### Objective:
Without the pictures, copy the entries below word for word.

### Material supplied:

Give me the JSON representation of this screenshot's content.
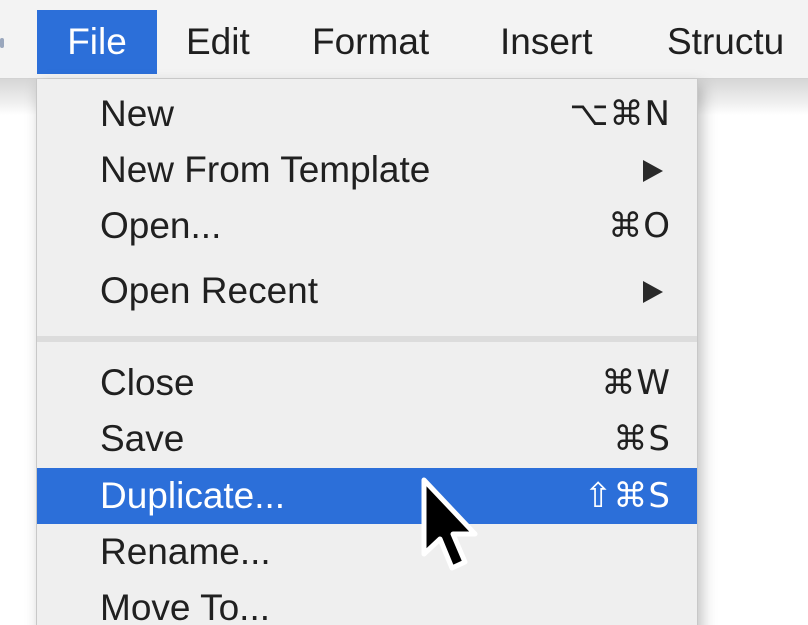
{
  "menubar": {
    "items": [
      {
        "label": "File",
        "active": true
      },
      {
        "label": "Edit"
      },
      {
        "label": "Format"
      },
      {
        "label": "Insert"
      },
      {
        "label": "Structu"
      }
    ]
  },
  "file_menu": {
    "items": [
      {
        "label": "New",
        "shortcut": "⌥⌘N"
      },
      {
        "label": "New From Template",
        "submenu": true
      },
      {
        "label": "Open...",
        "shortcut": "⌘O"
      },
      {
        "label": "Open Recent",
        "submenu": true
      },
      {
        "label": "Close",
        "shortcut": "⌘W"
      },
      {
        "label": "Save",
        "shortcut": "⌘S"
      },
      {
        "label": "Duplicate...",
        "shortcut": "⇧⌘S",
        "highlighted": true
      },
      {
        "label": "Rename..."
      },
      {
        "label": "Move To..."
      }
    ]
  },
  "colors": {
    "accent": "#2c6fd9",
    "menu_background": "#efefef",
    "menubar_background": "#f3f3f3",
    "text": "#202020"
  },
  "icons": {
    "submenu": "triangle-right-icon",
    "cursor": "mouse-pointer-icon"
  }
}
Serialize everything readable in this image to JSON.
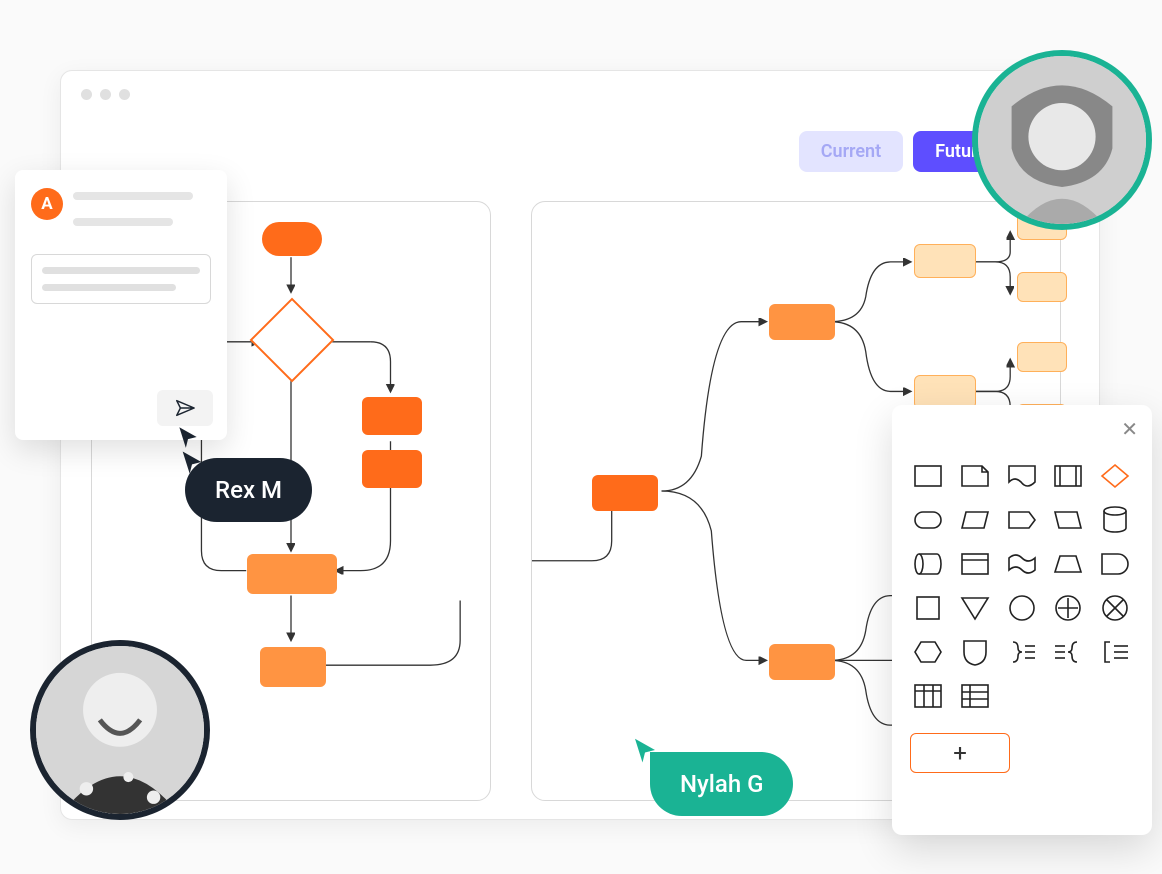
{
  "tabs": {
    "current_label": "Current",
    "future_label": "Future",
    "active": "future"
  },
  "comment_card": {
    "avatar_letter": "A"
  },
  "users": {
    "rex_label": "Rex M",
    "nylah_label": "Nylah G"
  },
  "shape_picker": {
    "close_label": "✕",
    "add_label": "+",
    "shapes": [
      "rectangle",
      "note",
      "document",
      "double-rect",
      "diamond",
      "rounded-rect",
      "parallelogram",
      "pentagon",
      "parallelogram-right",
      "cylinder",
      "cylinder-horiz",
      "card",
      "flag",
      "trapezoid",
      "d-shape",
      "square",
      "triangle-down",
      "circle",
      "circle-plus",
      "circle-x",
      "hexagon",
      "shield",
      "brace-right-lines",
      "lines-brace-left",
      "bracket-lines",
      "table-3col",
      "table-rows"
    ],
    "selected_shape": "diamond"
  },
  "colors": {
    "accent_orange": "#ff6b1a",
    "accent_purple": "#5e4eff",
    "accent_teal": "#1AB394",
    "pill_dark": "#1b2430"
  }
}
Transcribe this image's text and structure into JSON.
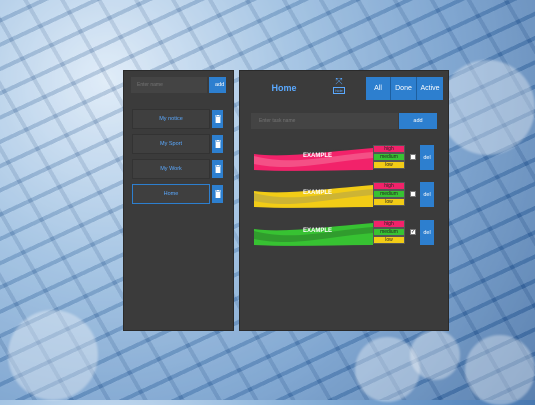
{
  "left_panel": {
    "name_input_placeholder": "Enter name",
    "add_label": "add",
    "lists": [
      {
        "label": "My notice",
        "active": false
      },
      {
        "label": "My Sport",
        "active": false
      },
      {
        "label": "My Work",
        "active": false
      },
      {
        "label": "Home",
        "active": true
      }
    ]
  },
  "right_panel": {
    "title": "Home",
    "hide_label": "hide",
    "filters": [
      "All",
      "Done",
      "Active"
    ],
    "task_input_placeholder": "Enter task name",
    "add_label": "add",
    "tasks": [
      {
        "name": "EXAMPLE",
        "color": "#f2226a",
        "priorities": [
          "high",
          "medium",
          "low"
        ],
        "checked": false,
        "del_label": "del"
      },
      {
        "name": "EXAMPLE",
        "color": "#f2cc16",
        "priorities": [
          "high",
          "medium",
          "low"
        ],
        "checked": false,
        "del_label": "del"
      },
      {
        "name": "EXAMPLE",
        "color": "#37c232",
        "priorities": [
          "high",
          "medium",
          "low"
        ],
        "checked": true,
        "del_label": "del"
      }
    ]
  },
  "colors": {
    "accent": "#2d7fcf",
    "panel": "#3b3b3b",
    "link": "#5aa9ff"
  }
}
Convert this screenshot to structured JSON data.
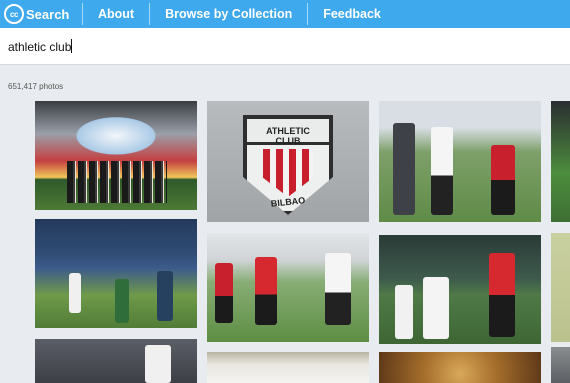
{
  "header": {
    "logo_badge": "cc",
    "logo_text": "Search",
    "nav": [
      "About",
      "Browse by Collection",
      "Feedback"
    ]
  },
  "search": {
    "value": "athletic club"
  },
  "results": {
    "count_text": "651,417 photos"
  },
  "photos": [
    {
      "name": "stadium-group-photo"
    },
    {
      "name": "athletic-club-crest-photo",
      "crest_name": "ATHLETIC CLUB",
      "crest_city": "BILBAO"
    },
    {
      "name": "referee-match-photo"
    },
    {
      "name": "cropped-photo-right-1"
    },
    {
      "name": "youth-football-photo"
    },
    {
      "name": "match-action-photo-1"
    },
    {
      "name": "match-action-photo-2"
    },
    {
      "name": "cropped-photo-right-2"
    },
    {
      "name": "crowd-photo"
    },
    {
      "name": "bottom-photo-2"
    },
    {
      "name": "bottom-photo-3"
    },
    {
      "name": "cropped-photo-right-3"
    }
  ],
  "colors": {
    "header_bg": "#3fa9ed",
    "page_bg": "#e8ebef",
    "crest_red": "#c81f2c"
  }
}
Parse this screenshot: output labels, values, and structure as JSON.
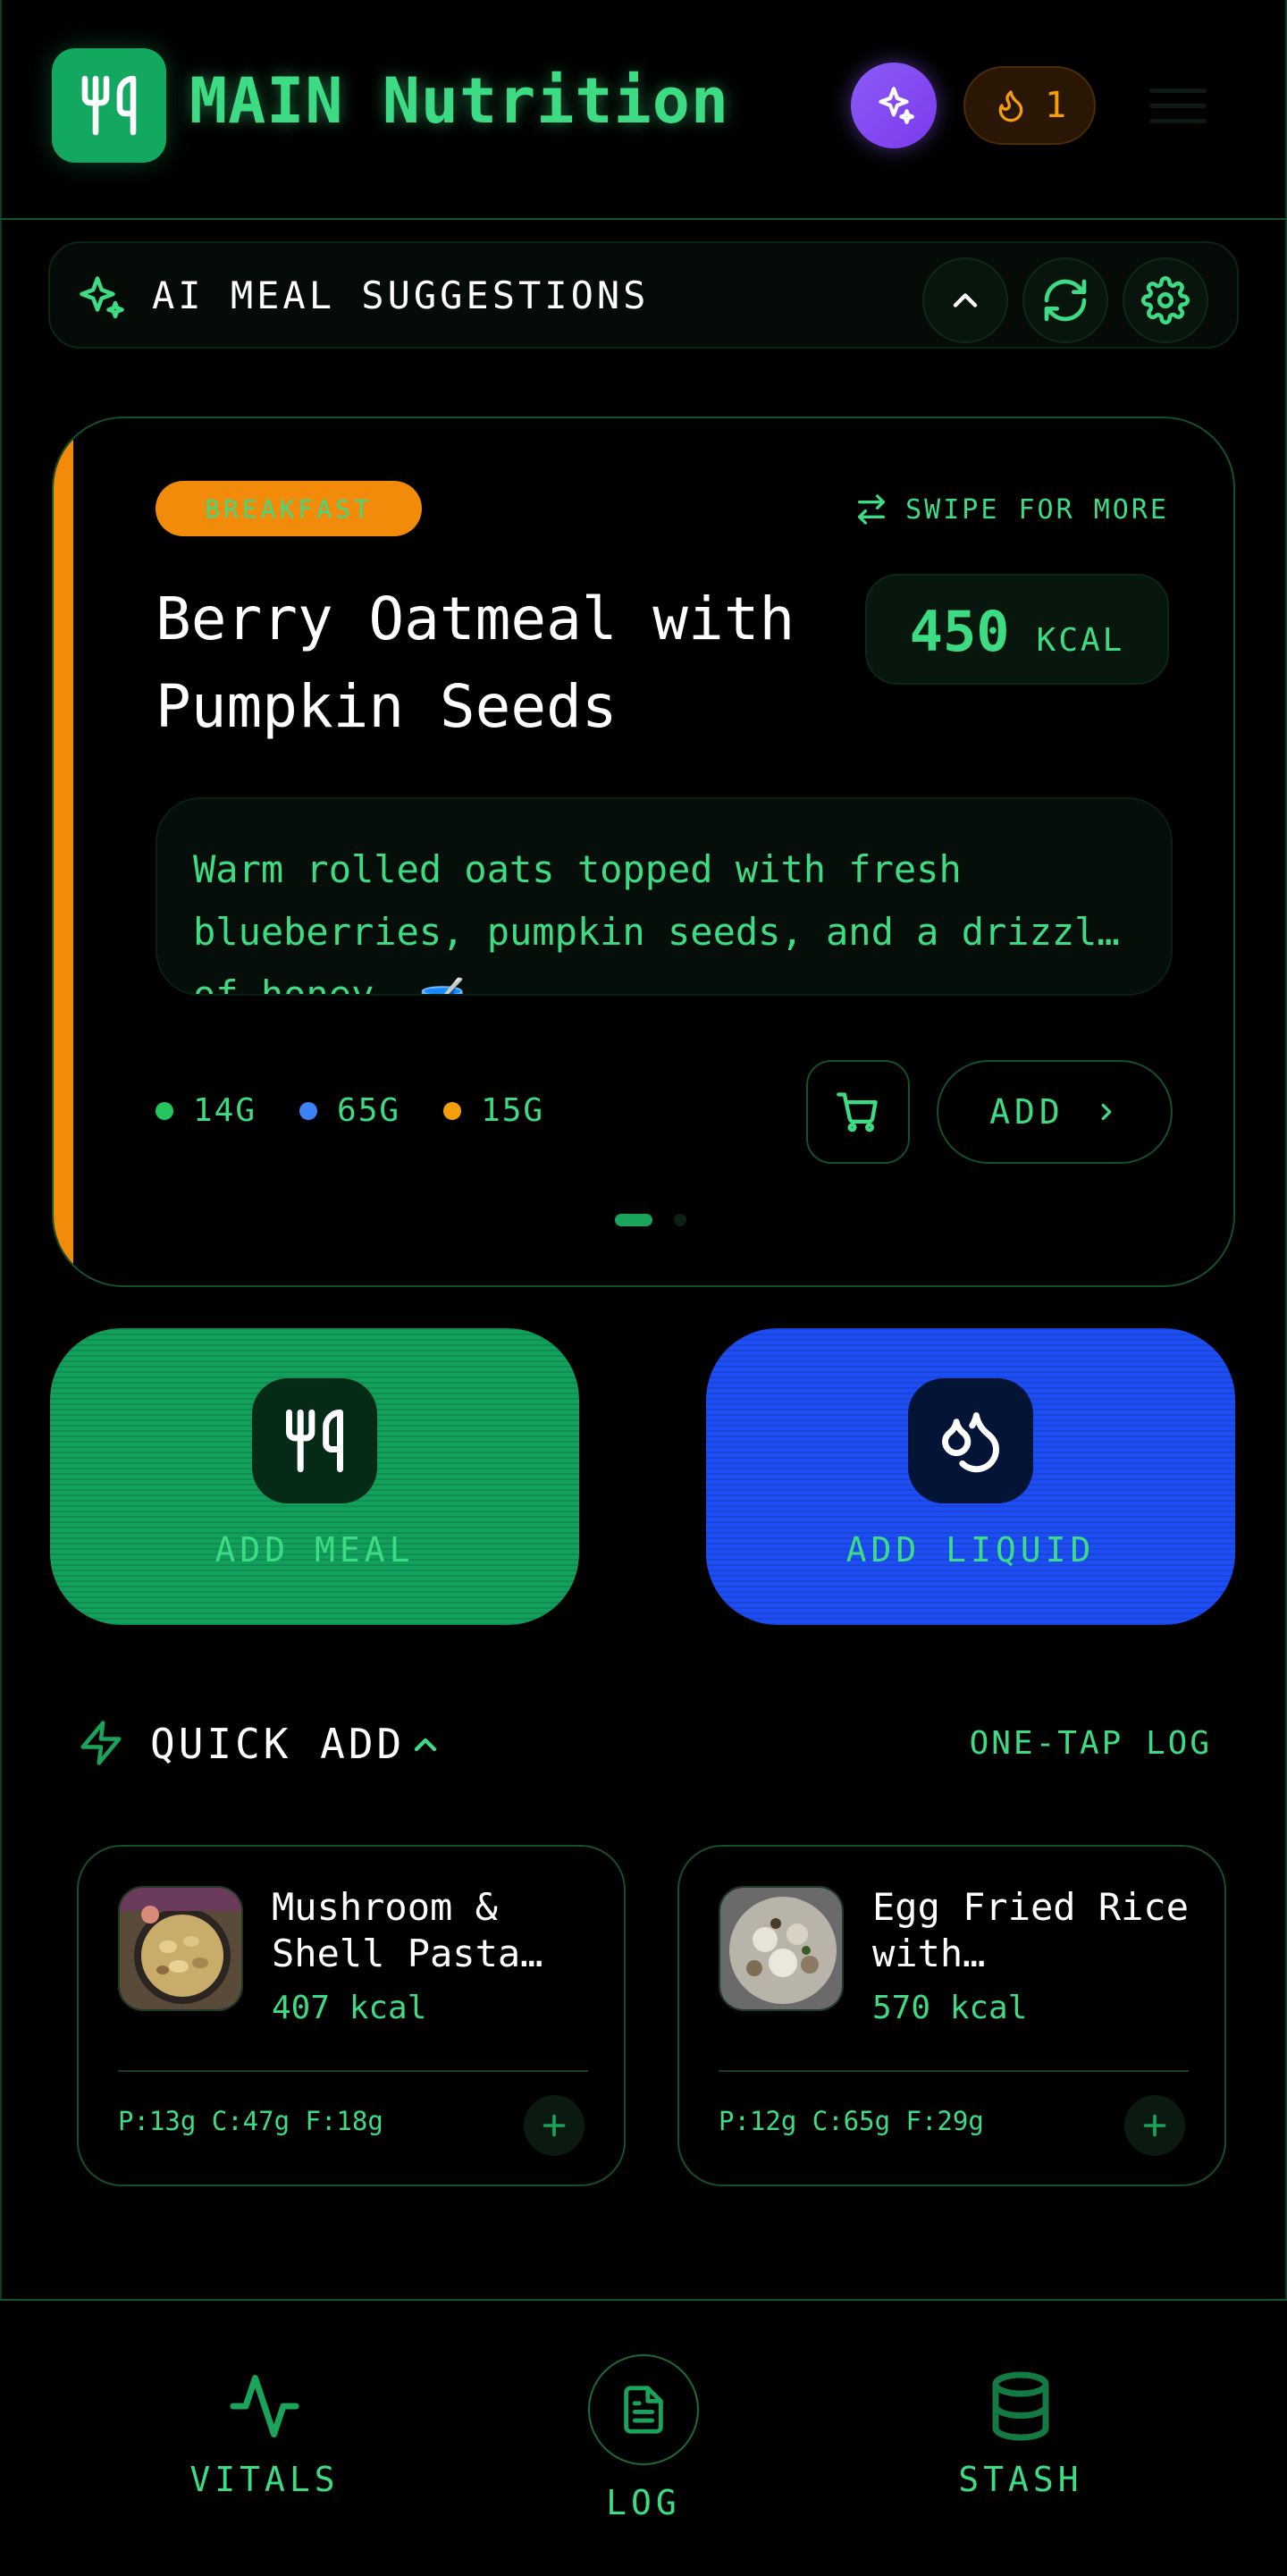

### The result:
Give me the JSON representation of this screenshot's content.
{
  "menubar": {
    "items": [
      {
        "label": "File",
        "active": true
      },
      {
        "label": "Edit"
      },
      {
        "label": "Format"
      },
      {
        "label": "Insert"
      },
      {
        "label": "Structu"
      }
    ]
  },
  "file_menu": {
    "items": [
      {
        "label": "New",
        "shortcut": "⌥⌘N"
      },
      {
        "label": "New From Template",
        "submenu": true
      },
      {
        "label": "Open...",
        "shortcut": "⌘O"
      },
      {
        "label": "Open Recent",
        "submenu": true
      },
      {
        "label": "Close",
        "shortcut": "⌘W"
      },
      {
        "label": "Save",
        "shortcut": "⌘S"
      },
      {
        "label": "Duplicate...",
        "shortcut": "⇧⌘S",
        "highlighted": true
      },
      {
        "label": "Rename..."
      },
      {
        "label": "Move To..."
      }
    ]
  },
  "colors": {
    "accent": "#2c6fd9",
    "menu_background": "#efefef",
    "menubar_background": "#f3f3f3",
    "text": "#202020"
  },
  "icons": {
    "submenu": "triangle-right-icon",
    "cursor": "mouse-pointer-icon"
  }
}
Serialize everything readable in this image to JSON.
{
  "tabs": {
    "current_label": "Current",
    "future_label": "Future",
    "active": "future"
  },
  "comment_card": {
    "avatar_letter": "A"
  },
  "users": {
    "rex_label": "Rex M",
    "nylah_label": "Nylah G"
  },
  "shape_picker": {
    "close_label": "✕",
    "add_label": "+",
    "shapes": [
      "rectangle",
      "note",
      "document",
      "double-rect",
      "diamond",
      "rounded-rect",
      "parallelogram",
      "pentagon",
      "parallelogram-right",
      "cylinder",
      "cylinder-horiz",
      "card",
      "flag",
      "trapezoid",
      "d-shape",
      "square",
      "triangle-down",
      "circle",
      "circle-plus",
      "circle-x",
      "hexagon",
      "shield",
      "brace-right-lines",
      "lines-brace-left",
      "bracket-lines",
      "table-3col",
      "table-rows"
    ],
    "selected_shape": "diamond"
  },
  "colors": {
    "accent_orange": "#ff6b1a",
    "accent_purple": "#5e4eff",
    "accent_teal": "#1AB394",
    "pill_dark": "#1b2430"
  }
}
Transcribe this image's text and structure into JSON.
{
  "left_panel": {
    "name_input_placeholder": "Enter name",
    "add_label": "add",
    "lists": [
      {
        "label": "My notice",
        "active": false
      },
      {
        "label": "My Sport",
        "active": false
      },
      {
        "label": "My Work",
        "active": false
      },
      {
        "label": "Home",
        "active": true
      }
    ]
  },
  "right_panel": {
    "title": "Home",
    "hide_label": "hide",
    "filters": [
      "All",
      "Done",
      "Active"
    ],
    "task_input_placeholder": "Enter task name",
    "add_label": "add",
    "tasks": [
      {
        "name": "EXAMPLE",
        "color": "#f2226a",
        "priorities": [
          "high",
          "medium",
          "low"
        ],
        "checked": false,
        "del_label": "del"
      },
      {
        "name": "EXAMPLE",
        "color": "#f2cc16",
        "priorities": [
          "high",
          "medium",
          "low"
        ],
        "checked": false,
        "del_label": "del"
      },
      {
        "name": "EXAMPLE",
        "color": "#37c232",
        "priorities": [
          "high",
          "medium",
          "low"
        ],
        "checked": true,
        "del_label": "del"
      }
    ]
  },
  "colors": {
    "accent": "#2d7fcf",
    "panel": "#3b3b3b",
    "link": "#5aa9ff"
  }
}
Convert this screenshot to structured JSON data.
{
  "header": {
    "logo_badge": "cc",
    "logo_text": "Search",
    "nav": [
      "About",
      "Browse by Collection",
      "Feedback"
    ]
  },
  "search": {
    "value": "athletic club"
  },
  "results": {
    "count_text": "651,417 photos"
  },
  "photos": [
    {
      "name": "stadium-group-photo"
    },
    {
      "name": "athletic-club-crest-photo",
      "crest_name": "ATHLETIC CLUB",
      "crest_city": "BILBAO"
    },
    {
      "name": "referee-match-photo"
    },
    {
      "name": "cropped-photo-right-1"
    },
    {
      "name": "youth-football-photo"
    },
    {
      "name": "match-action-photo-1"
    },
    {
      "name": "match-action-photo-2"
    },
    {
      "name": "cropped-photo-right-2"
    },
    {
      "name": "crowd-photo"
    },
    {
      "name": "bottom-photo-2"
    },
    {
      "name": "bottom-photo-3"
    },
    {
      "name": "cropped-photo-right-3"
    }
  ],
  "colors": {
    "header_bg": "#3fa9ed",
    "page_bg": "#e8ebef",
    "crest_red": "#c81f2c"
  }
}
Parse this screenshot: output labels, values, and structure as JSON.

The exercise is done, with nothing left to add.